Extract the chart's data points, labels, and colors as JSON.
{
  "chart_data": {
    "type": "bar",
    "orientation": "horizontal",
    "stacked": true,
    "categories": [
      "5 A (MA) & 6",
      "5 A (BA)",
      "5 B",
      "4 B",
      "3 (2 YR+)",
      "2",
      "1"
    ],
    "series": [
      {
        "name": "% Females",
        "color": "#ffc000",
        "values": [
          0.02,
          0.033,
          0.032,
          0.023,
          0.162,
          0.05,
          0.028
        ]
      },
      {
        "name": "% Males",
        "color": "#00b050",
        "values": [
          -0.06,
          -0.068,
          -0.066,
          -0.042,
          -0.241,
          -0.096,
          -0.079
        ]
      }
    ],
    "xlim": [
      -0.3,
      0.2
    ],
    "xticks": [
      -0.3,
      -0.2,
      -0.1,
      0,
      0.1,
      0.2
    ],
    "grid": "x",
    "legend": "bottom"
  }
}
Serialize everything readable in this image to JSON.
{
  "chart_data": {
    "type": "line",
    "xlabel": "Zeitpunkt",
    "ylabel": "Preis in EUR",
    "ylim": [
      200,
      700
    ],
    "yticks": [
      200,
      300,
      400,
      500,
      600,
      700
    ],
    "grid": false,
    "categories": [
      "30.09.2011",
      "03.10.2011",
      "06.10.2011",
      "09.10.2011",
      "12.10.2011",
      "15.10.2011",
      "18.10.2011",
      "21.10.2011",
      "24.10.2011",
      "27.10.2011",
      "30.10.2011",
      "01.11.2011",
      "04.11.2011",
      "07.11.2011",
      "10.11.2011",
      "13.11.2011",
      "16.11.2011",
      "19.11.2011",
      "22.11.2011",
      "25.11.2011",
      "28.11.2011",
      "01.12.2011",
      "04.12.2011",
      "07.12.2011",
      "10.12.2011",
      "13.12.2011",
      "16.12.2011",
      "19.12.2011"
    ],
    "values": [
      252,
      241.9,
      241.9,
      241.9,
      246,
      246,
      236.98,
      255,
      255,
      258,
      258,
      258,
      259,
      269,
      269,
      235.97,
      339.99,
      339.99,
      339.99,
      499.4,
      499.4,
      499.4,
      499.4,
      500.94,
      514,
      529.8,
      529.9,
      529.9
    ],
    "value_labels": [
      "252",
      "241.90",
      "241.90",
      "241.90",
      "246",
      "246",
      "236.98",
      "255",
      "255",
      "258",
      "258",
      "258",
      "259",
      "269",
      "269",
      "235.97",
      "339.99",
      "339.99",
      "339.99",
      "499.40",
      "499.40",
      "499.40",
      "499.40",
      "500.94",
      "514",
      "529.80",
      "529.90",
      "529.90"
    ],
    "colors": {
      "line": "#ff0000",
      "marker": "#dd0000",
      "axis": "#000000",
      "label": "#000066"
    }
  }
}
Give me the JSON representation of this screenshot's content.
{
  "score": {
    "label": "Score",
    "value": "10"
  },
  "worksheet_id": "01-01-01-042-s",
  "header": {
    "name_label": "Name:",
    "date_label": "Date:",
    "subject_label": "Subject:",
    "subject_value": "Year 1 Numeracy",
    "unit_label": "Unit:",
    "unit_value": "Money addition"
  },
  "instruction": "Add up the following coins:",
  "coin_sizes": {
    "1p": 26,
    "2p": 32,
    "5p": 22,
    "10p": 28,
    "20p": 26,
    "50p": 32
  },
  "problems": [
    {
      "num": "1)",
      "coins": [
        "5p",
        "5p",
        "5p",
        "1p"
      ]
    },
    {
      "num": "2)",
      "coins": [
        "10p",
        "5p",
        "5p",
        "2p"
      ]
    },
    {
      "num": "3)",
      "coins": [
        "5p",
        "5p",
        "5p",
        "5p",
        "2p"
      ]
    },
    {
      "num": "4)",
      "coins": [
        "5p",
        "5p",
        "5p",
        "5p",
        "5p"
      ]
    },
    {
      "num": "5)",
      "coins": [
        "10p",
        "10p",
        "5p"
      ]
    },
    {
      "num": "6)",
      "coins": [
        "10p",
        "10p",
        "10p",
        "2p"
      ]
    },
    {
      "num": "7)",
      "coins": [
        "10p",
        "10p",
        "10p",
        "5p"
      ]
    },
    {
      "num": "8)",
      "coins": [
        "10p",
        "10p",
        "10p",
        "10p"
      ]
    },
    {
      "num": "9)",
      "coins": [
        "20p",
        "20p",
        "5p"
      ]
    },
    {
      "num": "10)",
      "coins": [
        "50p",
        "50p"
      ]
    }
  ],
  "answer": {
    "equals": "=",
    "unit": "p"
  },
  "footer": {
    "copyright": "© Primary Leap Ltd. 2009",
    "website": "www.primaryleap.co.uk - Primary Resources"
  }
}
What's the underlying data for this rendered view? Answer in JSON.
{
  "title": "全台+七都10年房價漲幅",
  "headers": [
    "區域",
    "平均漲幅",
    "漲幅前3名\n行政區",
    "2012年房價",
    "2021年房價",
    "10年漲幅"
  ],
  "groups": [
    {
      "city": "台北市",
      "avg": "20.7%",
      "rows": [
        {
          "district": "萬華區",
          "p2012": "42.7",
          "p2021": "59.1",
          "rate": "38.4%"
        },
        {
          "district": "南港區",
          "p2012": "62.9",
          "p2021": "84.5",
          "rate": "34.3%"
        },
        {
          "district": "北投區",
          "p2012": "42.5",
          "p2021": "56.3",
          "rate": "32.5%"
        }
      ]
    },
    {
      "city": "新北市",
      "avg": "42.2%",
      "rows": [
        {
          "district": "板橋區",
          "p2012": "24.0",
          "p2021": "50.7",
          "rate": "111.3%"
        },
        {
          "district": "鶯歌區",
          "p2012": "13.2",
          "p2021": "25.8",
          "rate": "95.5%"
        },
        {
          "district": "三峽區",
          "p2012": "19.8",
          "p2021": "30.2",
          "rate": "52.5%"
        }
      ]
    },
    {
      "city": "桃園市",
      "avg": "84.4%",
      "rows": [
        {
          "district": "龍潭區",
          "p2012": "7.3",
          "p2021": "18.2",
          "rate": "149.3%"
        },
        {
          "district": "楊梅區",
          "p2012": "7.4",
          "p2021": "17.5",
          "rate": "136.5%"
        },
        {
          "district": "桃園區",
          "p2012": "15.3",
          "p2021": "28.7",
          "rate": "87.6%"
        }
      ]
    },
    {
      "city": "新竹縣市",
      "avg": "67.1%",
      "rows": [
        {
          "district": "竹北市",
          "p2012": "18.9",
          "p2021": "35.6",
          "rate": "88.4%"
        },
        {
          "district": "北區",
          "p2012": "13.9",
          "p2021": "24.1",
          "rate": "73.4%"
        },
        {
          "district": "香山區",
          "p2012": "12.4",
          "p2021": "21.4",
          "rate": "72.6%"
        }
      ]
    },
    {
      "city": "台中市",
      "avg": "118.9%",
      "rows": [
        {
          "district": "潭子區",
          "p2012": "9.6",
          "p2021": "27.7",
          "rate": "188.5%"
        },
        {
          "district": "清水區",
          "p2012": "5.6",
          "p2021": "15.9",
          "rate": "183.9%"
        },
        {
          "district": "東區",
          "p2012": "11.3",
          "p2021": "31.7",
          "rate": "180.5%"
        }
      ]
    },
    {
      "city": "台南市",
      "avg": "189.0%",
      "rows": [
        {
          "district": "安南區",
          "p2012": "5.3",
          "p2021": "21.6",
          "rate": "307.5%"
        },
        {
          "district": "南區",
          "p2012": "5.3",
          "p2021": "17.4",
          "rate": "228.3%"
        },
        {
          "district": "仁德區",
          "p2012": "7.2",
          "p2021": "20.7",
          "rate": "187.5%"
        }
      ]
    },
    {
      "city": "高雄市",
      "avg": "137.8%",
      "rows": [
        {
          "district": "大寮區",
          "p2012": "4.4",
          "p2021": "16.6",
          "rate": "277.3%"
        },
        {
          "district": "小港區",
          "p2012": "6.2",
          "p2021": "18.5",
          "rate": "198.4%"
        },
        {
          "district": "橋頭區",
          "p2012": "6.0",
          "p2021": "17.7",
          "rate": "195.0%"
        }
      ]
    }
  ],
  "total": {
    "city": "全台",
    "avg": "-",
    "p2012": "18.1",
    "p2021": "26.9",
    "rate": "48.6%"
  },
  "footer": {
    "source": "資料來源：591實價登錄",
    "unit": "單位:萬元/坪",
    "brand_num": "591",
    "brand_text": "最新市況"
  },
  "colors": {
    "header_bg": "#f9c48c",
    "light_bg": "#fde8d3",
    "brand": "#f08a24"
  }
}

..........

Work to do :: Your task is to gather all lines from the entries above that hold the word "JSON".

Written answer ::
Extract the chart's data points, labels, and colors as JSON.
Serialize everything readable in this image to JSON.
Give me the JSON representation of this screenshot's content.
What's the underlying data for this rendered view? Answer in JSON.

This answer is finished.